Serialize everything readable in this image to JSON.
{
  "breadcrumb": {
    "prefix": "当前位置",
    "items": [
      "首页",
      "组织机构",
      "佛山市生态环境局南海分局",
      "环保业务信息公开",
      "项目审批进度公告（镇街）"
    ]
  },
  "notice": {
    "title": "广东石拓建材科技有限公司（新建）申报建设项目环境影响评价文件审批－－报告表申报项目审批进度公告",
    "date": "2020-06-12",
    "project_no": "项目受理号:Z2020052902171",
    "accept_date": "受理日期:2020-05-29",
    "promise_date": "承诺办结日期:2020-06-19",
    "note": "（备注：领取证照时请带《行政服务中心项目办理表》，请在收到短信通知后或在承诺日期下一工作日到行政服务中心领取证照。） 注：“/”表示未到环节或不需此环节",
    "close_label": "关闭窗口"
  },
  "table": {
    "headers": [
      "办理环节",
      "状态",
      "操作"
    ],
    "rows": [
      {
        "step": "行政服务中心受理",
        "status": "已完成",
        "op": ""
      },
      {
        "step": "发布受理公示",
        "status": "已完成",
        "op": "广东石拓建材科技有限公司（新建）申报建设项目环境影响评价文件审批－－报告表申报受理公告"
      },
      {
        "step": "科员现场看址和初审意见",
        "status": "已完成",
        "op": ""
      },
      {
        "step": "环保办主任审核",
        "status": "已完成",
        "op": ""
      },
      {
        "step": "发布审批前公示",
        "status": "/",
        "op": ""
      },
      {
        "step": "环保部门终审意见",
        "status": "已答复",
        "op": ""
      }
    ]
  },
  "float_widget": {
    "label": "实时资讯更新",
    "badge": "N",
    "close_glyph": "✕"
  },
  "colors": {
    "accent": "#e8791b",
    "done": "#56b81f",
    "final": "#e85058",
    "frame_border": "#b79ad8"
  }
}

————————

- _Your task_
Your task is to repeat every entry exactly.

- _Task solution_
Serialize everything readable in this image to JSON.
{
  "breadcrumb": {
    "prefix": "当前位置",
    "items": [
      "首页",
      "组织机构",
      "佛山市生态环境局南海分局",
      "环保业务信息公开",
      "项目审批进度公告（镇街）"
    ]
  },
  "notice": {
    "title": "广东石拓建材科技有限公司（新建）申报建设项目环境影响评价文件审批－－报告表申报项目审批进度公告",
    "date": "2020-06-12",
    "project_no": "项目受理号:Z2020052902171",
    "accept_date": "受理日期:2020-05-29",
    "promise_date": "承诺办结日期:2020-06-19",
    "note": "（备注：领取证照时请带《行政服务中心项目办理表》，请在收到短信通知后或在承诺日期下一工作日到行政服务中心领取证照。） 注：“/”表示未到环节或不需此环节",
    "close_label": "关闭窗口"
  },
  "table": {
    "headers": [
      "办理环节",
      "状态",
      "操作"
    ],
    "rows": [
      {
        "step": "行政服务中心受理",
        "status": "已完成",
        "op": ""
      },
      {
        "step": "发布受理公示",
        "status": "已完成",
        "op": "广东石拓建材科技有限公司（新建）申报建设项目环境影响评价文件审批－－报告表申报受理公告"
      },
      {
        "step": "科员现场看址和初审意见",
        "status": "已完成",
        "op": ""
      },
      {
        "step": "环保办主任审核",
        "status": "已完成",
        "op": ""
      },
      {
        "step": "发布审批前公示",
        "status": "/",
        "op": ""
      },
      {
        "step": "环保部门终审意见",
        "status": "已答复",
        "op": ""
      }
    ]
  },
  "float_widget": {
    "label": "实时资讯更新",
    "badge": "N",
    "close_glyph": "✕"
  },
  "colors": {
    "accent": "#e8791b",
    "done": "#56b81f",
    "final": "#e85058",
    "frame_border": "#b79ad8"
  }
}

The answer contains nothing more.